--- Goal ---
Take from the listing each line that has the string "Output".

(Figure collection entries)
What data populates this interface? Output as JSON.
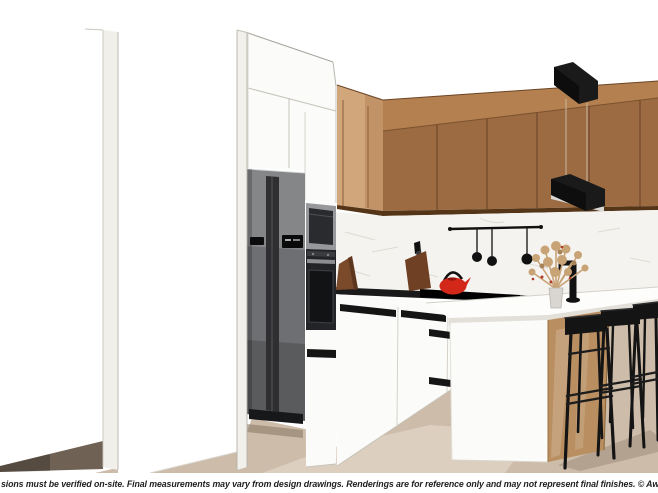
{
  "image": {
    "kind": "3D kitchen design rendering",
    "footer": {
      "disclaimer": "sions must be verified on-site. Final measurements may vary from design drawings. Renderings are for reference only and may not represent final finishes.  © Awesome Kitchens Ltd"
    }
  },
  "scene": {
    "objects": [
      "left wall partition",
      "second wall partition",
      "tall white cabinets",
      "side-by-side refrigerator",
      "built-in compact appliance",
      "built-in oven",
      "wood upper cabinets",
      "marble backsplash",
      "black countertop",
      "cooktop",
      "utensil rail with ladles",
      "red kettle",
      "cutting board with knife",
      "wooden board",
      "dried flower bouquet in vase",
      "black faucet",
      "kitchen island with white top",
      "island wood end panel",
      "black bar stools",
      "two linear pendant lights",
      "wood floor",
      "area rug",
      "floor shadow"
    ]
  },
  "colors": {
    "background": "#ffffff",
    "text": "#1e1e1e",
    "wood_doors": "#9c6b42",
    "wood_fascia": "#b4804f",
    "wood_corner": "#d0a67a",
    "wood_edge": "#553517",
    "marble": "#f5f3ef",
    "marble_vein": "#dcd7d0",
    "counter_black": "#1a1a1a",
    "cabinet_white": "#fbfbf9",
    "cabinet_line": "#c7c3ba",
    "handle_black": "#151515",
    "fridge_body": "#6e6f72",
    "fridge_gap": "#2f2f31",
    "oven_black": "#232427",
    "oven_frame": "#97989b",
    "island_wood": "#b98e60",
    "floor": "#cdbca9",
    "rug": "#dccfc0",
    "floor_shadow": "#6f6153",
    "island_shadow": "#b3a290",
    "stool_black": "#141414",
    "pendant_black": "#1a1a1a",
    "pendant_glow": "#d8d8d6",
    "cord": "#c9b9a2",
    "kettle_red": "#d3271a",
    "board_brown": "#7a4a2a",
    "flowers": "#c7a376",
    "flower_accent": "#b03a26"
  }
}
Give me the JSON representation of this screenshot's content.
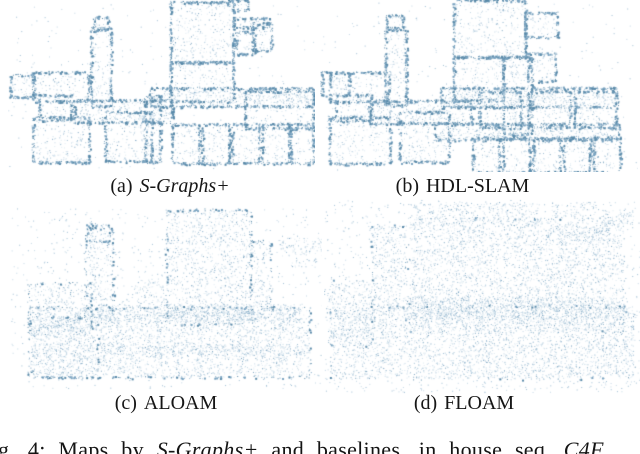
{
  "figure": {
    "panels": [
      {
        "id": "a",
        "label": "(a)",
        "method": "S-Graphs+",
        "method_italic": true,
        "box": {
          "left": 8,
          "top": 0,
          "width": 307,
          "height": 172
        },
        "caption_box": {
          "left": 10,
          "top": 174,
          "width": 320
        },
        "style": {
          "fill": 0.07,
          "edge": 1.0,
          "scatter": 0.004,
          "seed": 101
        },
        "shapes": [
          {
            "x": 0.528,
            "y": 0.012,
            "w": 0.205,
            "h": 0.35,
            "e": 1.1
          },
          {
            "x": 0.733,
            "y": 0.105,
            "w": 0.114,
            "h": 0.052,
            "e": 1
          },
          {
            "x": 0.743,
            "y": 0.186,
            "w": 0.059,
            "h": 0.128,
            "e": 1
          },
          {
            "x": 0.795,
            "y": 0.134,
            "w": 0.062,
            "h": 0.157,
            "e": 1
          },
          {
            "x": 0.717,
            "y": 0.0,
            "w": 0.065,
            "h": 0.058,
            "e": 1
          },
          {
            "x": 0.27,
            "y": 0.163,
            "w": 0.065,
            "h": 0.453,
            "e": 1
          },
          {
            "x": 0.28,
            "y": 0.099,
            "w": 0.046,
            "h": 0.076,
            "e": 1
          },
          {
            "x": 0.007,
            "y": 0.436,
            "w": 0.078,
            "h": 0.128,
            "e": 1
          },
          {
            "x": 0.081,
            "y": 0.419,
            "w": 0.179,
            "h": 0.169,
            "e": 1
          },
          {
            "x": 0.101,
            "y": 0.552,
            "w": 0.104,
            "h": 0.145,
            "e": 1
          },
          {
            "x": 0.081,
            "y": 0.68,
            "w": 0.182,
            "h": 0.262,
            "e": 1
          },
          {
            "x": 0.215,
            "y": 0.581,
            "w": 0.319,
            "h": 0.128,
            "e": 1,
            "f": 1.6
          },
          {
            "x": 0.316,
            "y": 0.651,
            "w": 0.15,
            "h": 0.285,
            "e": 1
          },
          {
            "x": 0.528,
            "y": 0.36,
            "w": 0.205,
            "h": 0.227,
            "e": 1
          },
          {
            "x": 0.463,
            "y": 0.512,
            "w": 0.531,
            "h": 0.105,
            "e": 1,
            "f": 1.8
          },
          {
            "x": 0.772,
            "y": 0.529,
            "w": 0.222,
            "h": 0.215,
            "e": 1
          },
          {
            "x": 0.446,
            "y": 0.558,
            "w": 0.049,
            "h": 0.384,
            "e": 1,
            "f": 1.2
          },
          {
            "x": 0.534,
            "y": 0.721,
            "w": 0.088,
            "h": 0.227,
            "e": 1
          },
          {
            "x": 0.632,
            "y": 0.721,
            "w": 0.088,
            "h": 0.227,
            "e": 1
          },
          {
            "x": 0.73,
            "y": 0.721,
            "w": 0.088,
            "h": 0.227,
            "e": 1
          },
          {
            "x": 0.827,
            "y": 0.721,
            "w": 0.088,
            "h": 0.227,
            "e": 1
          },
          {
            "x": 0.921,
            "y": 0.721,
            "w": 0.073,
            "h": 0.227,
            "e": 1
          }
        ]
      },
      {
        "id": "b",
        "label": "(b)",
        "method": "HDL-SLAM",
        "method_italic": false,
        "box": {
          "left": 320,
          "top": 0,
          "width": 318,
          "height": 172
        },
        "caption_box": {
          "left": 320,
          "top": 174,
          "width": 285
        },
        "style": {
          "fill": 0.07,
          "edge": 1.0,
          "scatter": 0.004,
          "seed": 202
        },
        "shapes": [
          {
            "x": 0.42,
            "y": 0.0,
            "w": 0.225,
            "h": 0.33,
            "e": 1.1
          },
          {
            "x": 0.645,
            "y": 0.075,
            "w": 0.1,
            "h": 0.14,
            "e": 1
          },
          {
            "x": 0.655,
            "y": 0.31,
            "w": 0.085,
            "h": 0.16,
            "e": 1
          },
          {
            "x": 0.575,
            "y": 0.33,
            "w": 0.09,
            "h": 0.45,
            "e": 1,
            "f": 1.3
          },
          {
            "x": 0.205,
            "y": 0.16,
            "w": 0.065,
            "h": 0.45,
            "e": 1
          },
          {
            "x": 0.21,
            "y": 0.09,
            "w": 0.05,
            "h": 0.08,
            "e": 1
          },
          {
            "x": 0.005,
            "y": 0.42,
            "w": 0.085,
            "h": 0.13,
            "e": 1
          },
          {
            "x": 0.03,
            "y": 0.42,
            "w": 0.185,
            "h": 0.17,
            "e": 1
          },
          {
            "x": 0.05,
            "y": 0.55,
            "w": 0.11,
            "h": 0.15,
            "e": 1
          },
          {
            "x": 0.03,
            "y": 0.68,
            "w": 0.19,
            "h": 0.27,
            "e": 1
          },
          {
            "x": 0.155,
            "y": 0.585,
            "w": 0.32,
            "h": 0.13,
            "e": 1,
            "f": 1.6
          },
          {
            "x": 0.25,
            "y": 0.65,
            "w": 0.155,
            "h": 0.29,
            "e": 1
          },
          {
            "x": 0.42,
            "y": 0.33,
            "w": 0.155,
            "h": 0.25,
            "e": 1
          },
          {
            "x": 0.38,
            "y": 0.51,
            "w": 0.555,
            "h": 0.11,
            "e": 1,
            "f": 1.7
          },
          {
            "x": 0.5,
            "y": 0.53,
            "w": 0.13,
            "h": 0.21,
            "e": 1
          },
          {
            "x": 0.655,
            "y": 0.53,
            "w": 0.13,
            "h": 0.21,
            "e": 1
          },
          {
            "x": 0.8,
            "y": 0.53,
            "w": 0.13,
            "h": 0.21,
            "e": 1
          },
          {
            "x": 0.36,
            "y": 0.72,
            "w": 0.58,
            "h": 0.09,
            "e": 1,
            "f": 1.9
          },
          {
            "x": 0.48,
            "y": 0.8,
            "w": 0.083,
            "h": 0.2,
            "e": 1
          },
          {
            "x": 0.575,
            "y": 0.8,
            "w": 0.083,
            "h": 0.2,
            "e": 1
          },
          {
            "x": 0.67,
            "y": 0.8,
            "w": 0.083,
            "h": 0.2,
            "e": 1
          },
          {
            "x": 0.765,
            "y": 0.8,
            "w": 0.083,
            "h": 0.2,
            "e": 1
          },
          {
            "x": 0.86,
            "y": 0.8,
            "w": 0.083,
            "h": 0.2,
            "e": 1
          }
        ]
      },
      {
        "id": "c",
        "label": "(c)",
        "method": "ALOAM",
        "method_italic": false,
        "box": {
          "left": 10,
          "top": 206,
          "width": 312,
          "height": 184
        },
        "caption_box": {
          "left": 10,
          "top": 391,
          "width": 312
        },
        "style": {
          "fill": 0.1,
          "edge": 0.55,
          "scatter": 0.013,
          "seed": 303
        },
        "shapes": [
          {
            "x": 0.245,
            "y": 0.1,
            "w": 0.075,
            "h": 0.09,
            "e": 0.7
          },
          {
            "x": 0.24,
            "y": 0.12,
            "w": 0.09,
            "h": 0.5,
            "e": 0.5
          },
          {
            "x": 0.5,
            "y": 0.02,
            "w": 0.27,
            "h": 0.62,
            "e": 0.5
          },
          {
            "x": 0.77,
            "y": 0.19,
            "w": 0.065,
            "h": 0.42,
            "e": 0.4
          },
          {
            "x": 0.86,
            "y": 0.17,
            "w": 0.15,
            "h": 0.1,
            "e": 0
          },
          {
            "x": 0.9,
            "y": 0.28,
            "w": 0.08,
            "h": 0.05,
            "e": 0
          },
          {
            "x": 0.06,
            "y": 0.42,
            "w": 0.2,
            "h": 0.28,
            "e": 0.5
          },
          {
            "x": 0.07,
            "y": 0.6,
            "w": 0.21,
            "h": 0.33,
            "e": 0.4
          },
          {
            "x": 0.06,
            "y": 0.55,
            "w": 0.9,
            "h": 0.38,
            "e": 0.5,
            "f": 1.1
          },
          {
            "x": 0.28,
            "y": 0.53,
            "w": 0.65,
            "h": 0.1,
            "e": 0,
            "f": 1.8
          },
          {
            "x": 0.4,
            "y": 0.4,
            "w": 0.1,
            "h": 0.13,
            "e": 0
          },
          {
            "x": 0.3,
            "y": 0.75,
            "w": 0.66,
            "h": 0.06,
            "e": 0,
            "f": 1.6
          },
          {
            "x": 0.34,
            "y": 0.56,
            "w": 0.015,
            "h": 0.36,
            "e": 0,
            "f": 1.5
          },
          {
            "x": 0.47,
            "y": 0.56,
            "w": 0.015,
            "h": 0.36,
            "e": 0,
            "f": 1.5
          },
          {
            "x": 0.6,
            "y": 0.56,
            "w": 0.015,
            "h": 0.36,
            "e": 0,
            "f": 1.5
          },
          {
            "x": 0.73,
            "y": 0.56,
            "w": 0.015,
            "h": 0.36,
            "e": 0,
            "f": 1.5
          },
          {
            "x": 0.86,
            "y": 0.56,
            "w": 0.015,
            "h": 0.36,
            "e": 0,
            "f": 1.5
          }
        ]
      },
      {
        "id": "d",
        "label": "(d)",
        "method": "FLOAM",
        "method_italic": false,
        "box": {
          "left": 324,
          "top": 198,
          "width": 316,
          "height": 196
        },
        "caption_box": {
          "left": 324,
          "top": 391,
          "width": 280
        },
        "style": {
          "fill": 0.11,
          "edge": 0.3,
          "scatter": 0.024,
          "seed": 404
        },
        "shapes": [
          {
            "x": 0.28,
            "y": 0.02,
            "w": 0.4,
            "h": 0.12,
            "e": 0
          },
          {
            "x": 0.72,
            "y": 0.02,
            "w": 0.14,
            "h": 0.08,
            "e": 0
          },
          {
            "x": 0.88,
            "y": 0.06,
            "w": 0.1,
            "h": 0.09,
            "e": 0
          },
          {
            "x": 0.7,
            "y": 0.14,
            "w": 0.2,
            "h": 0.1,
            "e": 0
          },
          {
            "x": 0.15,
            "y": 0.14,
            "w": 0.11,
            "h": 0.48,
            "e": 0.3
          },
          {
            "x": 0.27,
            "y": 0.1,
            "w": 0.68,
            "h": 0.58,
            "e": 0.15
          },
          {
            "x": 0.01,
            "y": 0.42,
            "w": 0.14,
            "h": 0.33,
            "e": 0.2
          },
          {
            "x": 0.02,
            "y": 0.55,
            "w": 0.96,
            "h": 0.37,
            "e": 0.2,
            "f": 1.1
          },
          {
            "x": 0.25,
            "y": 0.5,
            "w": 0.7,
            "h": 0.12,
            "e": 0,
            "f": 1.5
          }
        ]
      }
    ],
    "caption": {
      "segments": [
        {
          "text": "g. 4: Maps by ",
          "italic": false
        },
        {
          "text": "S-Graphs+",
          "italic": true
        },
        {
          "text": " and baselines, in house seq. ",
          "italic": false
        },
        {
          "text": "C4F",
          "italic": true
        }
      ]
    }
  },
  "colors": {
    "background": "#ffffff",
    "text": "#161616",
    "cloud_palette": [
      "#dde9f1",
      "#c2d6e4",
      "#9dbdd3",
      "#7aa3c0"
    ],
    "cloud_edge": [
      "#7ba4c1",
      "#5a8aa9"
    ]
  }
}
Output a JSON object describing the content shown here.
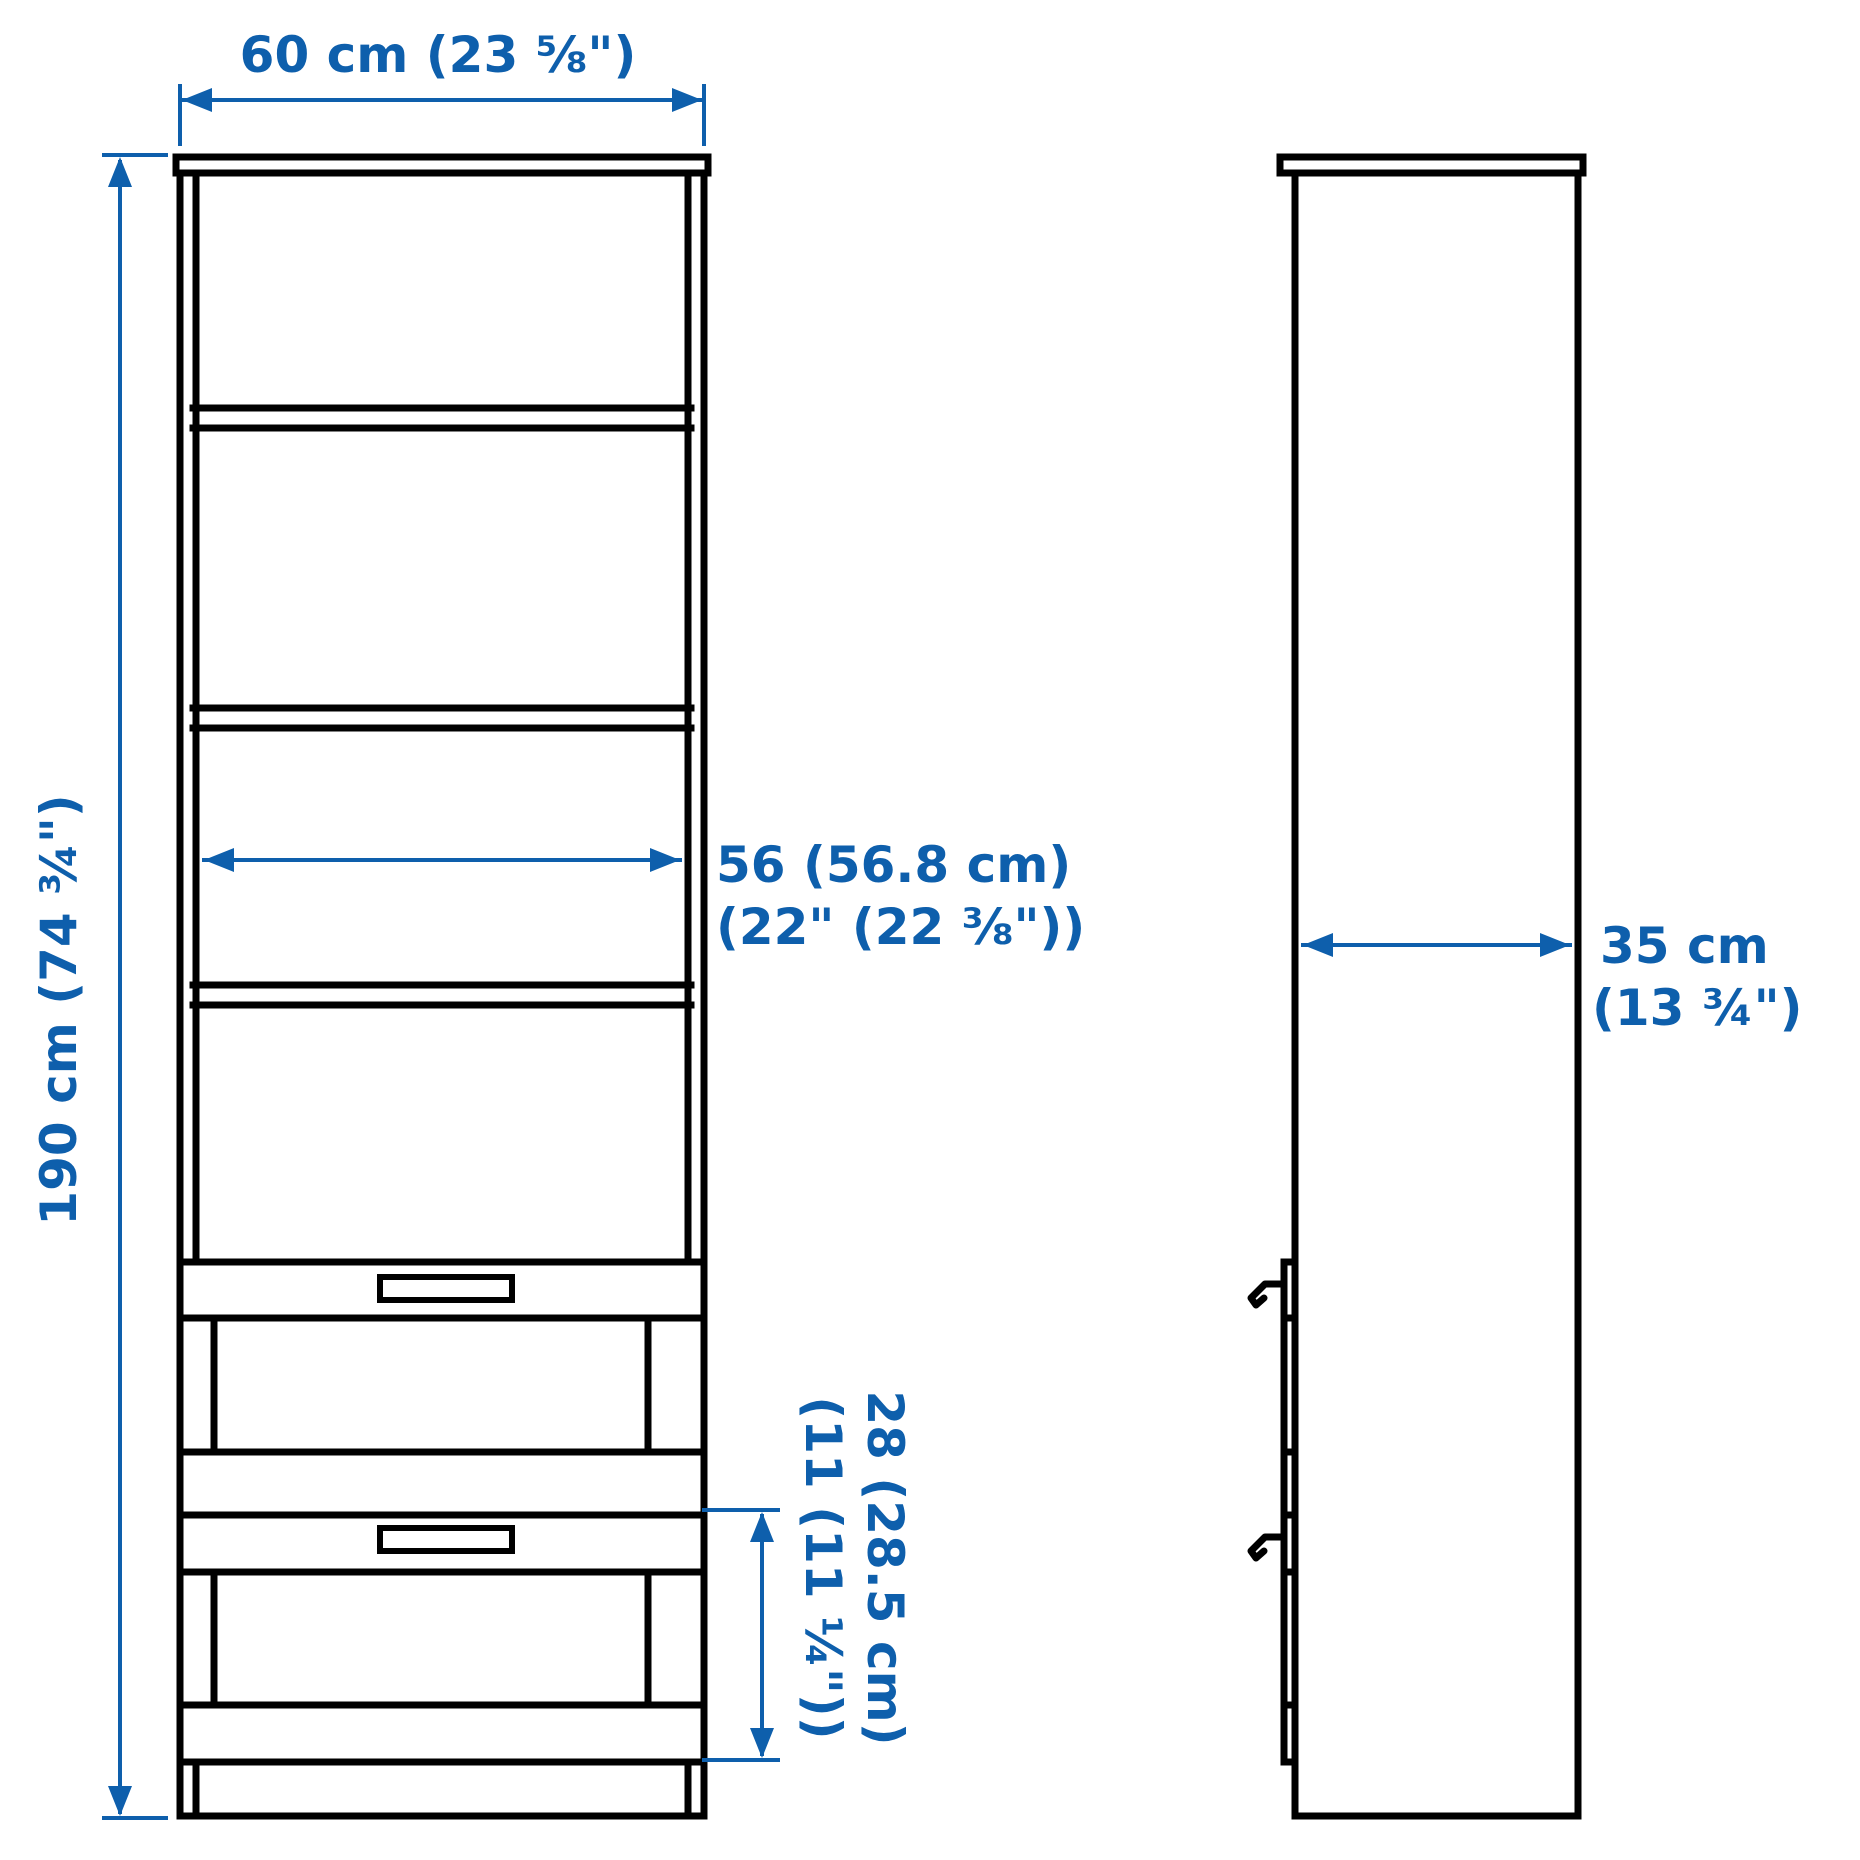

--- Solution to this exercise ---
What data populates this interface? Output as JSON.
Output a JSON object describing the content shown here.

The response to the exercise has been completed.